PROBLEM SET –
**A)** Retype the part of the Form 8-K cover page that runs from "Indicate by check mark whether" up to and including "the Exchange Act.".
**B)** Pick out and copy every line of the records that contains the string "reality".

SECURITIES AND EXCHANGE COMMISSION

Washington, D.C. 20549

 

FORM 8-K

 

CURRENT REPORT

Pursuant to Section 13 or 15(d) of the Securities Exchange Act of 1934

 

Date of Report (Date of earliest event reported): January 24, 2024

 

DRAGONFLY ENERGY HOLDINGS CORP.

(Exact name of registrant as specified in its charter)

 

Nevada   001-40730   85-1873463

(State or other jurisdiction

of incorporation)

 

(Commission

File Number)

 

(IRS Employer

Identification No.)

 

1190 Trademark Drive #108

Reno, Nevada

 

 

89521

(Address of principal executive offices)   (Zip Code)

 

Registrant’s telephone number, including area code: (775) 622-3448

 

N/A

(Former name or former address, if changed since last report.)

 

Check the appropriate box below if the Form 8-K filing is intended to simultaneously satisfy the filing obligation of the registrant under any of the following provisions:

 

Written communications pursuant to Rule 425 under the Securities Act (17 CFR 230.425)
   
Soliciting material pursuant to Rule 14a-12 under the Exchange Act (17 CFR 240.14a-12)
   
Pre-commencement communications pursuant to Rule 14d-2(b) under the Exchange Act (17 CFR 240.14d-2(b))
   
Pre-commencement communications pursuant to Rule 13e-4(c) under the Exchange Act (17 CFR 240.13e-4(c))

 

Securities registered pursuant to Section 12(b) of the Act:

 

Title of each class   Trading Symbol(s)   Name of each exchange on which registered
Common Stock, par value $0.0001 per share   DFLI   The Nasdaq Global Market
Redeemable warrants, exercisable for common stock at an exercise price of $11.50 per share, subject to adjustment   DFLIW   The Nasdaq Capital Market

 

Indicate by check mark whether the registrant is an emerging growth company as defined in Rule 405 of the Securities Act of 1933 (§230.405 of this chapter) or Rule 12b-2 of the Securities Exchange Act of 1934 (§240.12b-2 of this chapter).

 

Emerging growth company

 

If an emerging growth company, indicate by check mark if the registrant has elected not to use the extended transition period for complying with any new or revised financial accounting standards provided pursuant to Section 13(a) of the Exchange Act.

SUPPLIED DATA –
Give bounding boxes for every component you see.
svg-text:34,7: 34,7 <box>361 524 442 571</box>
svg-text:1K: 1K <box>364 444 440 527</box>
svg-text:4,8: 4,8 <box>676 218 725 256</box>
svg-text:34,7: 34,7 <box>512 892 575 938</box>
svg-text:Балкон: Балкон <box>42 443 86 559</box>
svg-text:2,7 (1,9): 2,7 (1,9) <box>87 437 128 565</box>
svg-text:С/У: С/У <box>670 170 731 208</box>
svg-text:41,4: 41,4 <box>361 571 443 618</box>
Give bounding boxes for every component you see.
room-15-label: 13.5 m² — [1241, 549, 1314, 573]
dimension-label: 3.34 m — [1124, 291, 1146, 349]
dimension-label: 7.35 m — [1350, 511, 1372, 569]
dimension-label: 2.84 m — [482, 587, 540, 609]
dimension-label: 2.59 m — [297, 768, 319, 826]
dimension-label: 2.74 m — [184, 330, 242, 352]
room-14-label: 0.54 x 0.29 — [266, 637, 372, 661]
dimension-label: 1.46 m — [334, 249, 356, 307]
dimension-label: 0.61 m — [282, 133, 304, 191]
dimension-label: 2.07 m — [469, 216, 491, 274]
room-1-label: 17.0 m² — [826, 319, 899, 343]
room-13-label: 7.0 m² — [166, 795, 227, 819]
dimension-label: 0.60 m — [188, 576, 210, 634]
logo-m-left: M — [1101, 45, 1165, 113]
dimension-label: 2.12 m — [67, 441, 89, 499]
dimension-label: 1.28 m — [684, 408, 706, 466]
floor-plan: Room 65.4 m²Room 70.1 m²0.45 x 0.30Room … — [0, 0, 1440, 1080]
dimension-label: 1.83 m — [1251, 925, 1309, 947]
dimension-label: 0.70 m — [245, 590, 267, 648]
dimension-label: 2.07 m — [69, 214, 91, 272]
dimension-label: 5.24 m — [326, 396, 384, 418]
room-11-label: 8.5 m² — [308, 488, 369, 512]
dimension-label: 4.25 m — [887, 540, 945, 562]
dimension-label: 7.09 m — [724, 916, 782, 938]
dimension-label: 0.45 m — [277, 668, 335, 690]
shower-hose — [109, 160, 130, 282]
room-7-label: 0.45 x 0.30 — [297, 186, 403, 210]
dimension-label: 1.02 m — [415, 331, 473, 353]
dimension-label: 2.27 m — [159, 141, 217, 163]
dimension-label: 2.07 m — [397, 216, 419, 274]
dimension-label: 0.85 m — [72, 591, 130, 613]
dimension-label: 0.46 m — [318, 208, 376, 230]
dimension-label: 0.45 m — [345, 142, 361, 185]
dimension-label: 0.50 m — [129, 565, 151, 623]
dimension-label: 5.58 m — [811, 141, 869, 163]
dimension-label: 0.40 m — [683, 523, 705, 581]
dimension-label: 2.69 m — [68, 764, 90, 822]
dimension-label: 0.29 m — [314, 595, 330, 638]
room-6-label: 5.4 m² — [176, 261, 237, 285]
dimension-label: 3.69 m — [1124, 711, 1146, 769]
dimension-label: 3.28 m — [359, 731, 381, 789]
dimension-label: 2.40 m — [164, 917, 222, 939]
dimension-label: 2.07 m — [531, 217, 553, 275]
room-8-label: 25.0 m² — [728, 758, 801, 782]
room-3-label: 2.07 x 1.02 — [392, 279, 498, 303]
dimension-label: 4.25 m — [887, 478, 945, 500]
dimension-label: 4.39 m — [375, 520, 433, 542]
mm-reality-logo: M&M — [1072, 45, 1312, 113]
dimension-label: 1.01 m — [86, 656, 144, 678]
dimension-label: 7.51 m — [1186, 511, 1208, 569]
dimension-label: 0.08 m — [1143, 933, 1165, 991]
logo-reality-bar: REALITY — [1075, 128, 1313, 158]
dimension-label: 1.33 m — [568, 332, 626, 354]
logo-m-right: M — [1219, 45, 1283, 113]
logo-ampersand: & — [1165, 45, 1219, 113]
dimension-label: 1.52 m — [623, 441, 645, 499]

RESULTS OF THE EXERCISE –
**A)**
Indicate by check mark whether the registrant is an emerging growth company as defined in Rule 405 of the Securities Act of 1933 (§230.405 of this chapter) or Rule 12b-2 of the Securities Exchange Act of 1934 (§240.12b-2 of this chapter).

 

Emerging growth company

 

If an emerging growth company, indicate by check mark if the registrant has elected not to use the extended transition period for complying with any new or revised financial accounting standards provided pursuant to Section 13(a) of the Exchange Act.

**B)**
mm-reality-logo: M&M — [1072, 45, 1312, 113]
logo-reality-bar: REALITY — [1075, 128, 1313, 158]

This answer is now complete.